Task details
Do not copy the pictures; transcribe all other material exactly.
--- begin Supplied entries ---
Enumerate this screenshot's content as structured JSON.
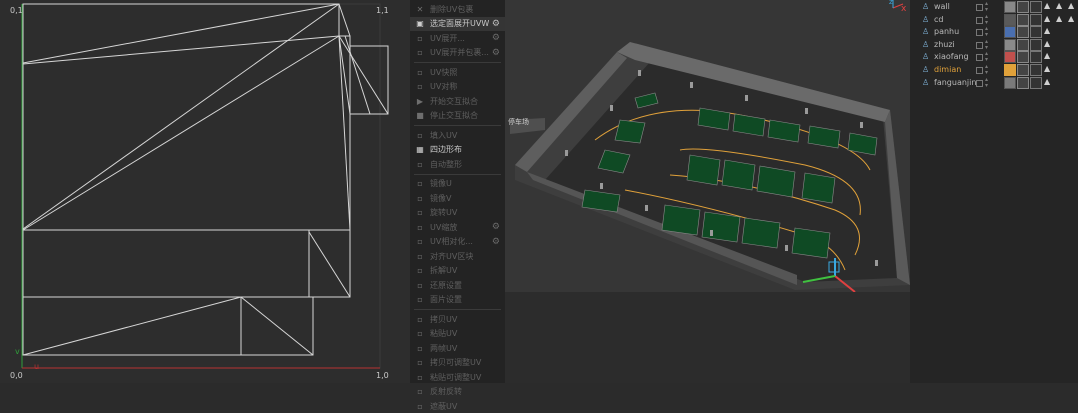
{
  "uv_editor": {
    "corner_top_left": "0,1",
    "corner_top_right": "1,1",
    "corner_bottom_left": "0,0",
    "corner_bottom_right": "1,0",
    "axis_v_label": "v",
    "axis_u_label": "u"
  },
  "uv_menu": [
    {
      "label": "删除UV包裹",
      "icon": "close-icon",
      "enabled": false,
      "gear": false
    },
    {
      "label": "选定面展开UVW",
      "icon": "unwrap-icon",
      "enabled": true,
      "active": true,
      "gear": true
    },
    {
      "label": "UV展开...",
      "icon": "",
      "enabled": false,
      "gear": true
    },
    {
      "label": "UV展开并包裹...",
      "icon": "",
      "enabled": false,
      "gear": true
    },
    {
      "label": "UV快照",
      "icon": "",
      "enabled": false,
      "gear": false
    },
    {
      "label": "UV对称",
      "icon": "",
      "enabled": false,
      "gear": false
    },
    {
      "label": "开始交互拟合",
      "icon": "play-icon",
      "enabled": false,
      "gear": false
    },
    {
      "label": "停止交互拟合",
      "icon": "stop-icon",
      "enabled": false,
      "gear": false
    },
    {
      "label": "填入UV",
      "icon": "",
      "enabled": false,
      "gear": false
    },
    {
      "label": "四边形布",
      "icon": "quad-icon",
      "enabled": true,
      "gear": false
    },
    {
      "label": "自动整形",
      "icon": "",
      "enabled": false,
      "gear": false
    },
    {
      "label": "镜像U",
      "icon": "",
      "enabled": false,
      "gear": false
    },
    {
      "label": "镜像V",
      "icon": "",
      "enabled": false,
      "gear": false
    },
    {
      "label": "旋转UV",
      "icon": "",
      "enabled": false,
      "gear": false
    },
    {
      "label": "UV缩放",
      "icon": "",
      "enabled": false,
      "gear": true
    },
    {
      "label": "UV相对化...",
      "icon": "",
      "enabled": false,
      "gear": true
    },
    {
      "label": "对齐UV区块",
      "icon": "",
      "enabled": false,
      "gear": false
    },
    {
      "label": "拆解UV",
      "icon": "",
      "enabled": false,
      "gear": false
    },
    {
      "label": "还原设置",
      "icon": "",
      "enabled": false,
      "gear": false
    },
    {
      "label": "面片设置",
      "icon": "",
      "enabled": false,
      "gear": false
    },
    {
      "label": "拷贝UV",
      "icon": "",
      "enabled": false,
      "gear": false
    },
    {
      "label": "粘贴UV",
      "icon": "",
      "enabled": false,
      "gear": false
    },
    {
      "label": "两帧UV",
      "icon": "",
      "enabled": false,
      "gear": false
    },
    {
      "label": "拷贝可调整UV",
      "icon": "",
      "enabled": false,
      "gear": false
    },
    {
      "label": "粘贴可调整UV",
      "icon": "",
      "enabled": false,
      "gear": false
    },
    {
      "label": "反射反转",
      "icon": "",
      "enabled": false,
      "gear": false
    },
    {
      "label": "遮蔽UV",
      "icon": "",
      "enabled": false,
      "gear": false
    }
  ],
  "viewport": {
    "axis_x_label": "x",
    "axis_z_label": "z",
    "floor_label": "停车场"
  },
  "outliner": {
    "objects": [
      {
        "name": "wall",
        "selected": false
      },
      {
        "name": "cd",
        "selected": false
      },
      {
        "name": "panhu",
        "selected": false
      },
      {
        "name": "zhuzi",
        "selected": false
      },
      {
        "name": "xiaofang",
        "selected": false
      },
      {
        "name": "dimian",
        "selected": true
      },
      {
        "name": "fanguanjin",
        "selected": false
      }
    ]
  },
  "colors": {
    "uv_line": "#d9d9d9",
    "v_axis": "#2f9e3a",
    "u_axis": "#b83232",
    "parking_bay": "#0f4a24",
    "lane_line": "#e0a13a",
    "selected": "#e0a13a"
  }
}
--- end Supplied entries ---
Answer to the exercise
Enumerate this screenshot's content as structured JSON.
{
  "uv_editor": {
    "corner_top_left": "0,1",
    "corner_top_right": "1,1",
    "corner_bottom_left": "0,0",
    "corner_bottom_right": "1,0",
    "axis_v_label": "v",
    "axis_u_label": "u"
  },
  "uv_menu": [
    {
      "label": "删除UV包裹",
      "icon": "close-icon",
      "enabled": false,
      "gear": false
    },
    {
      "label": "选定面展开UVW",
      "icon": "unwrap-icon",
      "enabled": true,
      "active": true,
      "gear": true
    },
    {
      "label": "UV展开...",
      "icon": "",
      "enabled": false,
      "gear": true
    },
    {
      "label": "UV展开并包裹...",
      "icon": "",
      "enabled": false,
      "gear": true
    },
    {
      "label": "UV快照",
      "icon": "",
      "enabled": false,
      "gear": false
    },
    {
      "label": "UV对称",
      "icon": "",
      "enabled": false,
      "gear": false
    },
    {
      "label": "开始交互拟合",
      "icon": "play-icon",
      "enabled": false,
      "gear": false
    },
    {
      "label": "停止交互拟合",
      "icon": "stop-icon",
      "enabled": false,
      "gear": false
    },
    {
      "label": "填入UV",
      "icon": "",
      "enabled": false,
      "gear": false
    },
    {
      "label": "四边形布",
      "icon": "quad-icon",
      "enabled": true,
      "gear": false
    },
    {
      "label": "自动整形",
      "icon": "",
      "enabled": false,
      "gear": false
    },
    {
      "label": "镜像U",
      "icon": "",
      "enabled": false,
      "gear": false
    },
    {
      "label": "镜像V",
      "icon": "",
      "enabled": false,
      "gear": false
    },
    {
      "label": "旋转UV",
      "icon": "",
      "enabled": false,
      "gear": false
    },
    {
      "label": "UV缩放",
      "icon": "",
      "enabled": false,
      "gear": true
    },
    {
      "label": "UV相对化...",
      "icon": "",
      "enabled": false,
      "gear": true
    },
    {
      "label": "对齐UV区块",
      "icon": "",
      "enabled": false,
      "gear": false
    },
    {
      "label": "拆解UV",
      "icon": "",
      "enabled": false,
      "gear": false
    },
    {
      "label": "还原设置",
      "icon": "",
      "enabled": false,
      "gear": false
    },
    {
      "label": "面片设置",
      "icon": "",
      "enabled": false,
      "gear": false
    },
    {
      "label": "拷贝UV",
      "icon": "",
      "enabled": false,
      "gear": false
    },
    {
      "label": "粘贴UV",
      "icon": "",
      "enabled": false,
      "gear": false
    },
    {
      "label": "两帧UV",
      "icon": "",
      "enabled": false,
      "gear": false
    },
    {
      "label": "拷贝可调整UV",
      "icon": "",
      "enabled": false,
      "gear": false
    },
    {
      "label": "粘贴可调整UV",
      "icon": "",
      "enabled": false,
      "gear": false
    },
    {
      "label": "反射反转",
      "icon": "",
      "enabled": false,
      "gear": false
    },
    {
      "label": "遮蔽UV",
      "icon": "",
      "enabled": false,
      "gear": false
    }
  ],
  "viewport": {
    "axis_x_label": "x",
    "axis_z_label": "z",
    "floor_label": "停车场"
  },
  "outliner": {
    "objects": [
      {
        "name": "wall",
        "selected": false
      },
      {
        "name": "cd",
        "selected": false
      },
      {
        "name": "panhu",
        "selected": false
      },
      {
        "name": "zhuzi",
        "selected": false
      },
      {
        "name": "xiaofang",
        "selected": false
      },
      {
        "name": "dimian",
        "selected": true
      },
      {
        "name": "fanguanjin",
        "selected": false
      }
    ]
  },
  "colors": {
    "uv_line": "#d9d9d9",
    "v_axis": "#2f9e3a",
    "u_axis": "#b83232",
    "parking_bay": "#0f4a24",
    "lane_line": "#e0a13a",
    "selected": "#e0a13a"
  }
}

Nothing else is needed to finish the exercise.